# WORK TO COMPLETE
[A] Copy the passage of the football coaching documentary review from "Personality abounds with" to "wins the show." word for word.
[B] Write the next part of the review of the documentary about German football coaches, picking up after its final sentence.

# SELECTED PASSAGE
========
Personality abounds with the Schmidts and Schubert. Frank S. has warm intensity, twinkling eyes, a barrel frame, and propensity to slug the dugout. Stefan S. is a product of Berlin’s vicious football cage culture—a childhood from the wrong side of the tram—the kind of coach player supposedly would “go to battle for,” i.e. charismatic. Meanwhile, Schubert is aloof and cerebral, frequently studying footage on his laptop while sipping frothy coffee beverages in his thick hoodies; his gaze wins the show.

Finally, the main coaching cast is completed by the man of many talents and insights: Frank Wormuth, the coach whisperer, as well as then-manager of the DFB academy. With his homey haircut, non-smart cell phone, umbrella, tucked polo shirt, and kind blue eyes, Wormuth almost steals the film. Some of my favorite moments are footage of Wormuth either in the classroom or on dark sleet-drenched training pitches observing the coaches in training. In a sense, he’s the still point upon which German football itself revolves. Really. No wonder former SC Freiburg teammate Jogi Löw counts Wormuth as a dear friend.

Pause’s narrative weaves together footage of all three new coaches from the 2012-13 season. We follow Frank Schmidt with then-third division FC Heidenheim, Stefan Schmidt with then-second division Paderborn FC, and Andre Schubert with St. Pauli. This technique, especially with its jump cuts, many establishing shots, and focus on minute physical details create visual texture that surely mimics the grinding experience of a professional football season itself. In particular, Pause’s footage of coaches driving (always alone and in a BMW!) in the seemingly half-haunted German countryside becomes a sort of visual metaphor for the coaching professional itself, given the coach’s lonely journey and role in connecting two other groups of people: admin/staff and players. These driving scenes reminded me so much of similar scenes from David Peace’s Red or Read, a stunningly beautiful novel about legendary Liverpool boss Bill Shankly.

The real genius of Pause’s documentary, however, is that the coaches themselves—simply through their coaching activities and interviews provide the film’s content and commentary. Somehow, despite the three coaches’ vastly different personalities, this content and commentary coalesces around unified themes, as if the coaches were telepathically channeling each other. For example, similar problems with media coverage emerge for all three, as do understandings about fans, the phenomenon of time/timing in coaching, the ubiquity of scapegoating, and, most importantly, the sheer “weight” of coaching.
========
# EXERCISE DATA
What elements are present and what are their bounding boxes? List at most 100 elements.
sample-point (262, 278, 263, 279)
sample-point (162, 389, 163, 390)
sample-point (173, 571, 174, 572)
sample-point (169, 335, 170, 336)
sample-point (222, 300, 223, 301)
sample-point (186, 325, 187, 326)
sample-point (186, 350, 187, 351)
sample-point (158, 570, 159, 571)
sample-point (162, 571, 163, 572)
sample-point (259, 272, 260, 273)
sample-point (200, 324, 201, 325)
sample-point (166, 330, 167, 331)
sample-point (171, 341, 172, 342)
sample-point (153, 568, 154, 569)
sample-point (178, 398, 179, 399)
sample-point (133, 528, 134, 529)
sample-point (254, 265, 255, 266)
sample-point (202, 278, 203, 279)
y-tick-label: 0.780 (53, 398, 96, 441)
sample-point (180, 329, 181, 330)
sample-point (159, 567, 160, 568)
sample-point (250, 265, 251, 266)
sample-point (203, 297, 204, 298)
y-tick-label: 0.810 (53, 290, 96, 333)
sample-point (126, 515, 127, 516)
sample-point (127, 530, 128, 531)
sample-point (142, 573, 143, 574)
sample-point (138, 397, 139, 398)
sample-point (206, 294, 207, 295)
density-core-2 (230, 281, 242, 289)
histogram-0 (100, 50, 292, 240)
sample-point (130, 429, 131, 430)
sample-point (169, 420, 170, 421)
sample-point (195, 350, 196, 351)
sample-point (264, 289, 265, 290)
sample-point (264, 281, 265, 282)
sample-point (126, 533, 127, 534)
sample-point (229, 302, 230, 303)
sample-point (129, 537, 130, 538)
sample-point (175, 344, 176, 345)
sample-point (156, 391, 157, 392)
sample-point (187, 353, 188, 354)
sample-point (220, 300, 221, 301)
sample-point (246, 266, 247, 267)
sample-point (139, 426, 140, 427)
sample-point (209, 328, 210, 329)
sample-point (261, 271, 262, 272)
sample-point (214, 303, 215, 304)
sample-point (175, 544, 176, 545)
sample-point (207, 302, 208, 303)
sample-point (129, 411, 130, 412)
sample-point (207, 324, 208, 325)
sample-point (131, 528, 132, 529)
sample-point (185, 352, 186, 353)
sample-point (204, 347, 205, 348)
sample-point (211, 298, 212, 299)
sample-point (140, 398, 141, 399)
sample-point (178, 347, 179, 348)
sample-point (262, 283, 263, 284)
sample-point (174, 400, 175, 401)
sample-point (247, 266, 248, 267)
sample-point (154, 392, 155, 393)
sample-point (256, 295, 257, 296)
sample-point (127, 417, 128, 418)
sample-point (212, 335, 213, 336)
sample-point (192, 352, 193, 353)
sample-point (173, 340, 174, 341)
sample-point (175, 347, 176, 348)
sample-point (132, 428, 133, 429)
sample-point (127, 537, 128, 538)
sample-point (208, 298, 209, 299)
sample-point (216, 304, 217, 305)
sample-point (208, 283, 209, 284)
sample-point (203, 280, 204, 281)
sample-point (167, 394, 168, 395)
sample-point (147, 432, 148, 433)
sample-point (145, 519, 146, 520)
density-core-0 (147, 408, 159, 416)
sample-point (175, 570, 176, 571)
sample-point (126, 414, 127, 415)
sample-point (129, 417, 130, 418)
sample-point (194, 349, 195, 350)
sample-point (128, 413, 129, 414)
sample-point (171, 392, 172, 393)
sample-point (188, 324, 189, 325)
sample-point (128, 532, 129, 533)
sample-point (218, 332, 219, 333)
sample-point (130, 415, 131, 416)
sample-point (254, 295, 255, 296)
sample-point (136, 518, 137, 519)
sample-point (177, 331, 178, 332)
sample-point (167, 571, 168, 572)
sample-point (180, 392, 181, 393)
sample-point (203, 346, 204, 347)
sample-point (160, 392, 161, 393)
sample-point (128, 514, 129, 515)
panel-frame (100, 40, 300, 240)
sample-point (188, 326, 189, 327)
========
# YOUR RESPONSES
[A]
Personality abounds with the Schmidts and Schubert. Frank S. has warm intensity, twinkling eyes, a barrel frame, and propensity to slug the dugout. Stefan S. is a product of Berlin’s vicious football cage culture—a childhood from the wrong side of the tram—the kind of coach player supposedly would “go to battle for,” i.e. charismatic. Meanwhile, Schubert is aloof and cerebral, frequently studying footage on his laptop while sipping frothy coffee beverages in his thick hoodies; his gaze wins the show.

[B]
Indeed, the “weight” or “burden” of coaching is probably the documentary’s most significant theme. On this topic, the veteran coaches like Klopp, Veh, and especially Oenning offer the well-earned philosophical wisdom, humor, and perspective that, you sense, is built on years of intense psychological suffering as coaches.

In Pause’s narrative, the psychic weight of coaching comprises the extraordinarily complicated (and interdependent) network of stakeholders, goals, vision, timing, planning, and sheer logistics of a single football season. Let alone two. Or 12. I mean, just surviving a single season as a professional football coach in the 21st century is a managerial job magnitudes removed from the halycon days of the likes of Herberger or Shankly. Furthermore, an indirect lesson from Trainer! Is that too much control is presumed by admins, coaches, and players alike. While too little is presumed to be random chance. Of course, too many decisions are made accordingly.

Although Pause seems to see through this somewhat misguided football management tendency to ceaselessly scapegoat others. Technocratic control simply breaks down at some point. Always. Indeed, after an agonizing 10 months of planning and playing, it all might simply come down to a couple of matches with that silly ball pinging off crossbars. What then?

At this chaotic moment, Pause indirectly offers a reason why we should show empathy toward our coaches. They just control so little, ultimately. At least this is the film’s message in its final words when Frank Schmidt speaks to the Heidenheim’s locker room after the final matchday: “That is football. That is Sport. That is life.”